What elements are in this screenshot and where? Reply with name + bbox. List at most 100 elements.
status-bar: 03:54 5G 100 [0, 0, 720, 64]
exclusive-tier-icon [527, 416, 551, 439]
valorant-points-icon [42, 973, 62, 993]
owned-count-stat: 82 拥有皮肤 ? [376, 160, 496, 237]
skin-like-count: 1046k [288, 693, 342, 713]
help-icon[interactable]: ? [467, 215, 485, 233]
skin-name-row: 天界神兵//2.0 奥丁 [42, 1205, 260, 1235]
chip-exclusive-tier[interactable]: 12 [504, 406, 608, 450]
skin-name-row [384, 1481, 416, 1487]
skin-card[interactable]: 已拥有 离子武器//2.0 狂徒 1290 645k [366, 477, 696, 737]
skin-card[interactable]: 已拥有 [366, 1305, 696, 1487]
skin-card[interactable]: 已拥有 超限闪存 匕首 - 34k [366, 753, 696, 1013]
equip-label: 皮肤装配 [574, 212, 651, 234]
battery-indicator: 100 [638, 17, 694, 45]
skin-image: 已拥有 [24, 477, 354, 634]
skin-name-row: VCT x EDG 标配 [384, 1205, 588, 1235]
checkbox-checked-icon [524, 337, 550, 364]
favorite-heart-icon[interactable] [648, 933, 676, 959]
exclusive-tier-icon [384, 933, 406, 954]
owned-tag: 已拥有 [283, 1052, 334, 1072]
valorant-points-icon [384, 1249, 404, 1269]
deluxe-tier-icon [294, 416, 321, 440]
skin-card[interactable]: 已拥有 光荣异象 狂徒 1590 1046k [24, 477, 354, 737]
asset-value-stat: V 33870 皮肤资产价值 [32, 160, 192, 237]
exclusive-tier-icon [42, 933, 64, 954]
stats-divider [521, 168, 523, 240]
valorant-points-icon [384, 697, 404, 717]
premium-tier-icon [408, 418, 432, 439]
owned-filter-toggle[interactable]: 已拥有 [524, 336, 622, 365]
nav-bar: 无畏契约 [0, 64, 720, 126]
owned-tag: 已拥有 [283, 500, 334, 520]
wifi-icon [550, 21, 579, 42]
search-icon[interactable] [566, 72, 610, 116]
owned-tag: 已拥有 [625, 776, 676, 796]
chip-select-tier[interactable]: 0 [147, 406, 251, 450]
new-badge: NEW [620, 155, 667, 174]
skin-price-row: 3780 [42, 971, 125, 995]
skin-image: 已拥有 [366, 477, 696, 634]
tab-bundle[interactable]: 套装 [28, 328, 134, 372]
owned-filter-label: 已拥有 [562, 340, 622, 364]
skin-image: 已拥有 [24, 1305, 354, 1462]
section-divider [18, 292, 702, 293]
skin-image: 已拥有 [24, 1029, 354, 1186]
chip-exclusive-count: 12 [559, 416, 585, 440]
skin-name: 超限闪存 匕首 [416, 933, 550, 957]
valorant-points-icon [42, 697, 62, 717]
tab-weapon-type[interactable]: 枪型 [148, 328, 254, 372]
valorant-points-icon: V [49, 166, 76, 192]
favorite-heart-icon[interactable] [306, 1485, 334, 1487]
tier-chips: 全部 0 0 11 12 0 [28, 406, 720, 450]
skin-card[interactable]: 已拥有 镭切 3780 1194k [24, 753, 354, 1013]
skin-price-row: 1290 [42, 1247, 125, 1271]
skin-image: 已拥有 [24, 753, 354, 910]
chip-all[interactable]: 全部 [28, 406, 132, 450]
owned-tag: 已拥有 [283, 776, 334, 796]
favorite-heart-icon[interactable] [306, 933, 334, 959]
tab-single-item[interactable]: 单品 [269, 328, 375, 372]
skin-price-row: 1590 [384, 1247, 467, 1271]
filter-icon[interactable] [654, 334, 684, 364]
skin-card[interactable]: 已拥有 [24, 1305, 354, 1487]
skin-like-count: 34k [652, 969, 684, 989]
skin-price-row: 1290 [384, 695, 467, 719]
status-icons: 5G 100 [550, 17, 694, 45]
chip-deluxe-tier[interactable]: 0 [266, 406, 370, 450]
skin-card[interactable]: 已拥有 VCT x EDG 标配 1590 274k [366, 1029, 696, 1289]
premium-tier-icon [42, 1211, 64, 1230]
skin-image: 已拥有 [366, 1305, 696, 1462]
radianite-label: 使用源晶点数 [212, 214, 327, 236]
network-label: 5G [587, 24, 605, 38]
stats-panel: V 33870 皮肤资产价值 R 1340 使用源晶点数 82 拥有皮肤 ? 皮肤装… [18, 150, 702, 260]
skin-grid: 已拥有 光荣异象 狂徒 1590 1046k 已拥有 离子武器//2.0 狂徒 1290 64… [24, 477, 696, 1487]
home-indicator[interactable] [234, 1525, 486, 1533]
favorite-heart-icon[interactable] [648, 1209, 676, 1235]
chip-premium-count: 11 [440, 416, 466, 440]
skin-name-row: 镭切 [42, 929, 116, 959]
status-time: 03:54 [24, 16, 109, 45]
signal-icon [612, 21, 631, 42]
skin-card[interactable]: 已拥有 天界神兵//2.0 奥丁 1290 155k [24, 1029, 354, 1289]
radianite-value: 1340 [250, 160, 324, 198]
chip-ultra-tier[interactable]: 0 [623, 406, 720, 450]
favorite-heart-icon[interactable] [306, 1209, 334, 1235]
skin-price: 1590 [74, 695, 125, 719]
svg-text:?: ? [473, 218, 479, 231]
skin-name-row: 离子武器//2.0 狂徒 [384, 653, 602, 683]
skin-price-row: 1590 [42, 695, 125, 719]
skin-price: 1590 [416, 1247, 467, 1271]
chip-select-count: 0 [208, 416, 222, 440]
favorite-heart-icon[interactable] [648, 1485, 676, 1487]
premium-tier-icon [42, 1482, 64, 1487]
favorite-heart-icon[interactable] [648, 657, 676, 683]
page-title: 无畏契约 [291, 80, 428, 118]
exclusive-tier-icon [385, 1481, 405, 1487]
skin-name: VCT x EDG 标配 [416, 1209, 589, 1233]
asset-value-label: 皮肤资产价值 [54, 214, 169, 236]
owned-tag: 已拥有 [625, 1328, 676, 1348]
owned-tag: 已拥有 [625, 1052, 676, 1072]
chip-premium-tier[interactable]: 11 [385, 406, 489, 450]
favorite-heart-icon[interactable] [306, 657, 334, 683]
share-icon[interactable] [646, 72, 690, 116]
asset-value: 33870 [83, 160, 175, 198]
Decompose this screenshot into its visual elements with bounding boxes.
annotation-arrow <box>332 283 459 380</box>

- - -

*Instruction*: Lay out every line of the data above as a Markdown table with the columns "Row" and "Line", numbering the rows in order and leaving out blank lines.

*Task result*:
| Row | Line |
|---|---|
| 1 | What elements are in this screenshot and where? Reply with name + bbox. List at most 100 elements. |
| 2 | status-bar: 03:54 5G 100 [0, 0, 720, 64] |
| 3 | exclusive-tier-icon [527, 416, 551, 439] |
| 4 | valorant-points-icon [42, 973, 62, 993] |
| 5 | owned-count-stat: 82 拥有皮肤 ? [376, 160, 496, 237] |
| 6 | skin-like-count: 1046k [288, 693, 342, 713] |
| 7 | help-icon[interactable]: ? [467, 215, 485, 233] |
| 8 | skin-name-row: 天界神兵//2.0 奥丁 [42, 1205, 260, 1235] |
| 9 | chip-exclusive-tier[interactable]: 12 [504, 406, 608, 450] |
| 10 | skin-name-row [384, 1481, 416, 1487] |
| 11 | skin-card[interactable]: 已拥有 离子武器//2.0 狂徒 1290 645k [366, 477, 696, 737] |
| 12 | skin-card[interactable]: 已拥有 [366, 1305, 696, 1487] |
| 13 | skin-card[interactable]: 已拥有 超限闪存 匕首 - 34k [366, 753, 696, 1013] |
| 14 | equip-label: 皮肤装配 [574, 212, 651, 234] |
| 15 | battery-indicator: 100 [638, 17, 694, 45] |
| 16 | skin-image: 已拥有 [24, 477, 354, 634] |
| 17 | skin-name-row: VCT x EDG 标配 [384, 1205, 588, 1235] |
| 18 | checkbox-checked-icon [524, 337, 550, 364] |
| 19 | favorite-heart-icon[interactable] [648, 933, 676, 959] |
| 20 | exclusive-tier-icon [384, 933, 406, 954] |
| 21 | owned-tag: 已拥有 [283, 1052, 334, 1072] |
| 22 | valorant-points-icon [384, 1249, 404, 1269] |
| 23 | deluxe-tier-icon [294, 416, 321, 440] |
| 24 | skin-card[interactable]: 已拥有 光荣异象 狂徒 1590 1046k [24, 477, 354, 737] |
| 25 | asset-value-stat: V 33870 皮肤资产价值 [32, 160, 192, 237] |
| 26 | exclusive-tier-icon [42, 933, 64, 954] |
| 27 | stats-divider [521, 168, 523, 240] |
| 28 | valorant-points-icon [384, 697, 404, 717] |
| 29 | premium-tier-icon [408, 418, 432, 439] |
| 30 | owned-filter-toggle[interactable]: 已拥有 [524, 336, 622, 365] |
| 31 | nav-bar: 无畏契约 [0, 64, 720, 126] |
| 32 | owned-tag: 已拥有 [283, 500, 334, 520] |
| 33 | wifi-icon [550, 21, 579, 42] |
| 34 | search-icon[interactable] [566, 72, 610, 116] |
| 35 | owned-tag: 已拥有 [625, 776, 676, 796] |
| 36 | chip-select-tier[interactable]: 0 [147, 406, 251, 450] |
| 37 | new-badge: NEW [620, 155, 667, 174] |
| 38 | skin-price-row: 3780 [42, 971, 125, 995] |
| 39 | skin-image: 已拥有 [366, 477, 696, 634] |
| 40 | tab-bundle[interactable]: 套装 [28, 328, 134, 372] |
| 41 | owned-filter-label: 已拥有 [562, 340, 622, 364] |
| 42 | skin-image: 已拥有 [24, 1305, 354, 1462] |
| 43 | section-divider [18, 292, 702, 293] |
| 44 | skin-image: 已拥有 [24, 1029, 354, 1186] |
| 45 | chip-exclusive-count: 12 [559, 416, 585, 440] |
| 46 | skin-name: 超限闪存 匕首 [416, 933, 550, 957] |
| 47 | valorant-points-icon [42, 697, 62, 717] |
| 48 | tab-weapon-type[interactable]: 枪型 [148, 328, 254, 372] |
| 49 | valorant-points-icon: V [49, 166, 76, 192] |
| 50 | favorite-heart-icon[interactable] [306, 1485, 334, 1487] |
| 51 | tier-chips: 全部 0 0 11 12 0 [28, 406, 720, 450] |
| 52 | skin-card[interactable]: 已拥有 镭切 3780 1194k [24, 753, 354, 1013] |
| 53 | skin-price-row: 1290 [42, 1247, 125, 1271] |
| 54 | skin-image: 已拥有 [24, 753, 354, 910] |
| 55 | chip-all[interactable]: 全部 [28, 406, 132, 450] |
| 56 | owned-tag: 已拥有 [283, 776, 334, 796] |
| 57 | favorite-heart-icon[interactable] [306, 933, 334, 959] |
| 58 | tab-single-item[interactable]: 单品 [269, 328, 375, 372] |
| 59 | skin-price-row: 1590 [384, 1247, 467, 1271] |
| 60 | filter-icon[interactable] [654, 334, 684, 364] |
| 61 | skin-card[interactable]: 已拥有 [24, 1305, 354, 1487] |
| 62 | skin-like-count: 34k [652, 969, 684, 989] |
| 63 | skin-price-row: 1290 [384, 695, 467, 719] |
| 64 | status-icons: 5G 100 [550, 17, 694, 45] |
| 65 | chip-deluxe-tier[interactable]: 0 [266, 406, 370, 450] |
| 66 | skin-card[interactable]: 已拥有 VCT x EDG 标配 1590 274k [366, 1029, 696, 1289] |
| 67 | premium-tier-icon [42, 1211, 64, 1230] |
| 68 | skin-image: 已拥有 [366, 1305, 696, 1462] |
| 69 | radianite-label: 使用源晶点数 [212, 214, 327, 236] |
| 70 | network-label: 5G [587, 24, 605, 38] |
| 71 | stats-panel: V 33870 皮肤资产价值 R 1340 使用源晶点数 82 拥有皮肤 ? 皮肤装… [18, 150, 702, 260] |
| 72 | skin-grid: 已拥有 光荣异象 狂徒 1590 1046k 已拥有 离子武器//2.0 狂徒 1290 64… [24, 477, 696, 1487] |
| 73 | home-indicator[interactable] [234, 1525, 486, 1533] |
| 74 | favorite-heart-icon[interactable] [648, 1209, 676, 1235] |
| 75 | chip-premium-count: 11 [440, 416, 466, 440] |
| 76 | skin-name-row: 镭切 [42, 929, 116, 959] |
| 77 | status-time: 03:54 [24, 16, 109, 45] |
| 78 | signal-icon [612, 21, 631, 42] |
| 79 | skin-card[interactable]: 已拥有 天界神兵//2.0 奥丁 1290 155k [24, 1029, 354, 1289] |
| 80 | radianite-value: 1340 [250, 160, 324, 198] |
| 81 | chip-ultra-tier[interactable]: 0 [623, 406, 720, 450] |
| 82 | favorite-heart-icon[interactable] [306, 1209, 334, 1235] |
| 83 | skin-price: 1590 [74, 695, 125, 719] |
| 84 | svg-text:?: ? [473, 218, 479, 231] |
| 85 | skin-name-row: 离子武器//2.0 狂徒 [384, 653, 602, 683] |
| 86 | skin-price-row: 1590 [42, 695, 125, 719] |
| 87 | skin-price: 1590 [416, 1247, 467, 1271] |
| 88 | chip-select-count: 0 [208, 416, 222, 440] |
| 89 | favorite-heart-icon[interactable] [648, 1485, 676, 1487] |
| 90 | premium-tier-icon [42, 1482, 64, 1487] |
| 91 | favorite-heart-icon[interactable] [648, 657, 676, 683] |
| 92 | page-title: 无畏契约 [291, 80, 428, 118] |
| 93 | exclusive-tier-icon [385, 1481, 405, 1487] |
| 94 | skin-name: VCT x EDG 标配 [416, 1209, 589, 1233] |
| 95 | asset-value-label: 皮肤资产价值 [54, 214, 169, 236] |
| 96 | owned-tag: 已拥有 [625, 1328, 676, 1348] |
| 97 | owned-tag: 已拥有 [625, 1052, 676, 1072] |
| 98 | chip-premium-tier[interactable]: 11 [385, 406, 489, 450] |
| 99 | favorite-heart-icon[interactable] [306, 657, 334, 683] |
| 100 | share-icon[interactable] [646, 72, 690, 116] |
| 101 | asset-value: 33870 [83, 160, 175, 198] |
| 102 | Decompose this screenshot into its visual elements with bounding boxes. |
| 103 | annotation-arrow <box>332 283 459 380</box> |